=== Data supplied ===

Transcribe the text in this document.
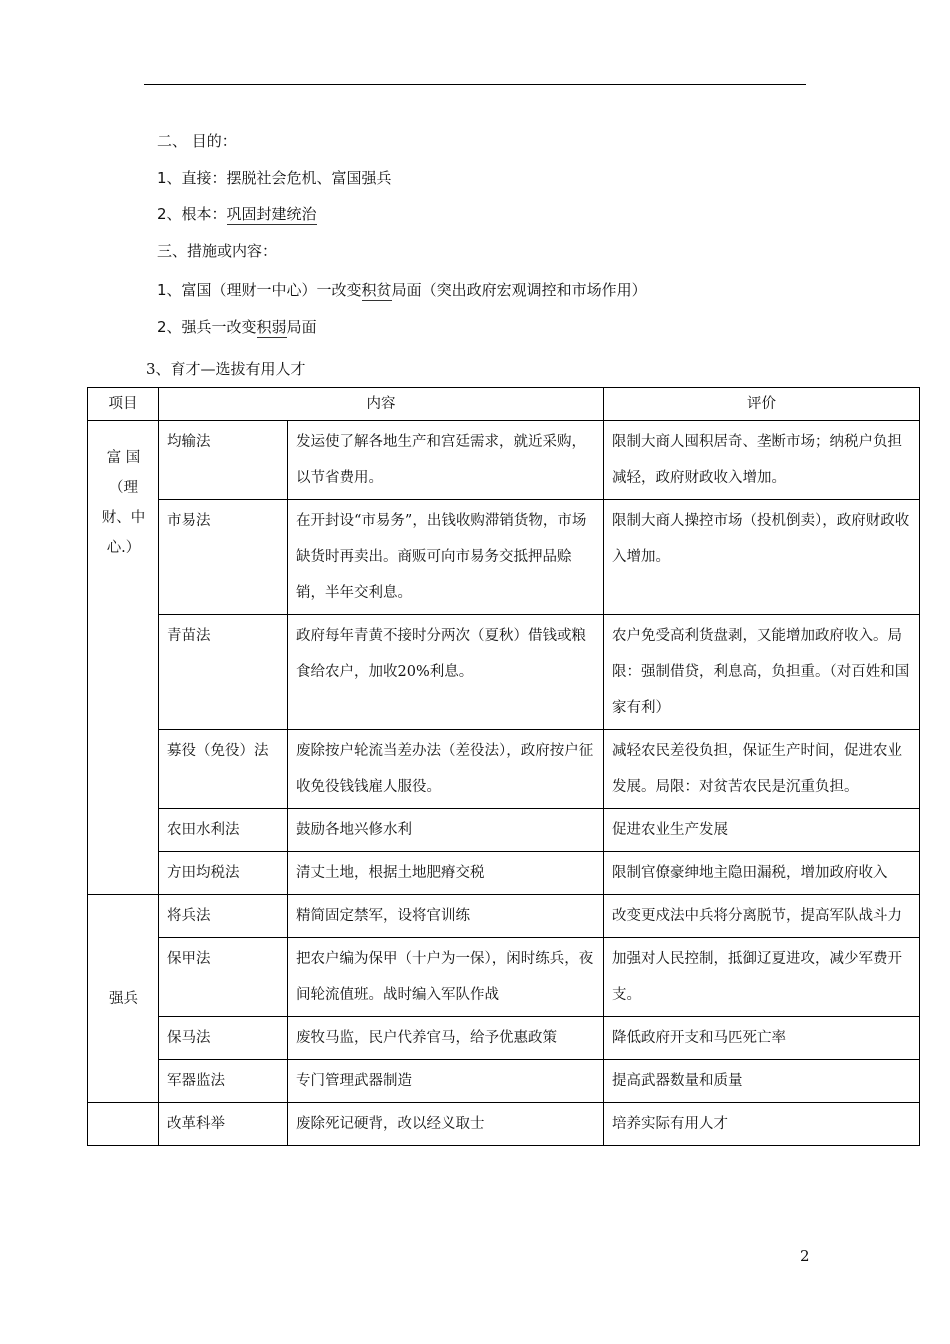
二、 目的：
1、直接：摆脱社会危机、富国强兵
2、根本：巩固封建统治
三、措施或内容：
1、富国（理财一中心）一改变积贫局面（突出政府宏观调控和市场作用）
2、强兵一改变积弱局面
3、育才—选拔有用人才
项目	内容		评价
富 国（理财、中心.）	均输法	发运使了解各地生产和宫廷需求，就近采购，以节省费用。	限制大商人囤积居奇、垄断市场；纳税户负担减轻，政府财政收入增加。
	市易法	在开封设“市易务”，出钱收购滞销货物，市场缺货时再卖出。商贩可向市易务交抵押品赊销，半年交利息。	限制大商人操控市场（投机倒卖），政府财政收入增加。
	青苗法	政府每年青黄不接时分两次（夏秋）借钱或粮食给农户，加收20%利息。	农户免受高利货盘剥，又能增加政府收入。局限：强制借贷，利息高，负担重。（对百姓和国家有利）
	募役（免役）法	废除按户轮流当差办法（差役法），政府按户征收免役钱钱雇人服役。	减轻农民差役负担，保证生产时间，促进农业发展。局限：对贫苦农民是沉重负担。
	农田水利法	鼓励各地兴修水利	促进农业生产发展
	方田均税法	清丈土地，根据土地肥瘠交税	限制官僚豪绅地主隐田漏税，增加政府收入
强兵	将兵法	精简固定禁军，设将官训练	改变更戍法中兵将分离脱节，提高军队战斗力
	保甲法	把农户编为保甲（十户为一保），闲时练兵，夜间轮流值班。战时编入军队作战	加强对人民控制，抵御辽夏进攻，减少军费开支。
	保马法	废牧马监，民户代养官马，给予优惠政策	降低政府开支和马匹死亡率
	军器监法	专门管理武器制造	提高武器数量和质量
	改革科举	废除死记硬背，改以经义取士	培养实际有用人才
2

===

* Set task *
Give the number of lines in the entries that hold the word "政府财政收入增加", and nothing else.

* Output *
2